## Source passage
_ _ _
The album was appreciated by reviewers such as Dave of Square Enix Music Online, who called it "definitely worth listening to" and applauded the wide variety of instruments as well as the "thought" that went into the tracks. Patrick Gann, on the other hand, said that he felt confused while listening to the album, saying that while it was "interesting, even entertaining", he felt that he was "on the outside of an inside joke" and that only fans of Ito's music would appreciate the album.
_ _ _
## Data

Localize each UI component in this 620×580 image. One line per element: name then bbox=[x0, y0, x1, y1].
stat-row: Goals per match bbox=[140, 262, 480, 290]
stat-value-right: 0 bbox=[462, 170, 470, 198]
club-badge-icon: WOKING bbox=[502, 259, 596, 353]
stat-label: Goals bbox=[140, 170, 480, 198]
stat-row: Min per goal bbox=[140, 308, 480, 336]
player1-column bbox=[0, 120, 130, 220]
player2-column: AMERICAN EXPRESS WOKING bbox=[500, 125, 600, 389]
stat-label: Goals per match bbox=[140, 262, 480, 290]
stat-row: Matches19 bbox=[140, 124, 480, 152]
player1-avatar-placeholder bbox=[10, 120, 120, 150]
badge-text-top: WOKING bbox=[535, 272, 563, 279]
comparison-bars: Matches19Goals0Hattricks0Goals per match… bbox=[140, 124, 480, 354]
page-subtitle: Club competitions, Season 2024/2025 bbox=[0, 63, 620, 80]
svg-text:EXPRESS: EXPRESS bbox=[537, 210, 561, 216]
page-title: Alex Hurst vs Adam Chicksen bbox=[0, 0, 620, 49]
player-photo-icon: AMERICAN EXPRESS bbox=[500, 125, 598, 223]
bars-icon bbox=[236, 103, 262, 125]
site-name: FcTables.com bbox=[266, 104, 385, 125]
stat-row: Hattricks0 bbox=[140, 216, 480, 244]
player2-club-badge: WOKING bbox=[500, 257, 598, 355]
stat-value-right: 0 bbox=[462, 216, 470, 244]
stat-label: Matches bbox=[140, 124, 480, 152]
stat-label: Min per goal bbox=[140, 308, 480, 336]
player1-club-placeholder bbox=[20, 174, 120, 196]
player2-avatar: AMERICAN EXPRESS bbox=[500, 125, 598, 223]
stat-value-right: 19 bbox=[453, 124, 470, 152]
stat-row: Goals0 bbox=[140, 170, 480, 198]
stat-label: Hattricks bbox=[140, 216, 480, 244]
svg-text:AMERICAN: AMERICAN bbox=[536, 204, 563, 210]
_ _ _
## Directions
1. Answer these questions from the album reviews passage:
(a) Dave wrote for which outlet?
(b) Besides the "thought" in the tracks, what did Dave applaud?
(c) Who did Patrick Gann feel would be the only ones to appreciate the album?
2. Please extract from the album reviews passage the part that opens with the words containing "The album was" and closes with "appreciate the album.", copied word for word.

## Results for the exercise
1.
(a) Square Enix Music Online
(b) The wide variety of instruments
(c) Only fans of Ito's music

2.
The album was appreciated by reviewers such as Dave of Square Enix Music Online, who called it "definitely worth listening to" and applauded the wide variety of instruments as well as the "thought" that went into the tracks. Patrick Gann, on the other hand, said that he felt confused while listening to the album, saying that while it was "interesting, even entertaining", he felt that he was "on the outside of an inside joke" and that only fans of Ito's music would appreciate the album.